— Task prompt —
Every entry must be echoed exactly.

— Data provided —
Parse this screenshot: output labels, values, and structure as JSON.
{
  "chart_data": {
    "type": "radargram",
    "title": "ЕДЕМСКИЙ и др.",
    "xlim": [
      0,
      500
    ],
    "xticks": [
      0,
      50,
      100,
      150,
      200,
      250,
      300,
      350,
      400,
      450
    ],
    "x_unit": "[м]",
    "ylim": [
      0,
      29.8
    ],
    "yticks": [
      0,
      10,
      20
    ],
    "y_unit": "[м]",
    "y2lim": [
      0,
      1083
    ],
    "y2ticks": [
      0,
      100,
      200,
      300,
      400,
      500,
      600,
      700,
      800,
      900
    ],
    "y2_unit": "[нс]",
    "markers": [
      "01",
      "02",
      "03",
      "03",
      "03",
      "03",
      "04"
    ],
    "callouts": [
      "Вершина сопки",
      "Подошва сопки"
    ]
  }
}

— Response to this task —
Parse this screenshot: output labels, values, and structure as JSON.
{
  "chart_data": {
    "type": "radargram",
    "title": "ЕДЕМСКИЙ и др.",
    "xlim": [
      0,
      500
    ],
    "xticks": [
      0,
      50,
      100,
      150,
      200,
      250,
      300,
      350,
      400,
      450
    ],
    "x_unit": "[м]",
    "ylim": [
      0,
      29.8
    ],
    "yticks": [
      0,
      10,
      20
    ],
    "y_unit": "[м]",
    "y2lim": [
      0,
      1083
    ],
    "y2ticks": [
      0,
      100,
      200,
      300,
      400,
      500,
      600,
      700,
      800,
      900
    ],
    "y2_unit": "[нс]",
    "markers": [
      "01",
      "02",
      "03",
      "03",
      "03",
      "03",
      "04"
    ],
    "callouts": [
      "Вершина сопки",
      "Подошва сопки"
    ]
  }
}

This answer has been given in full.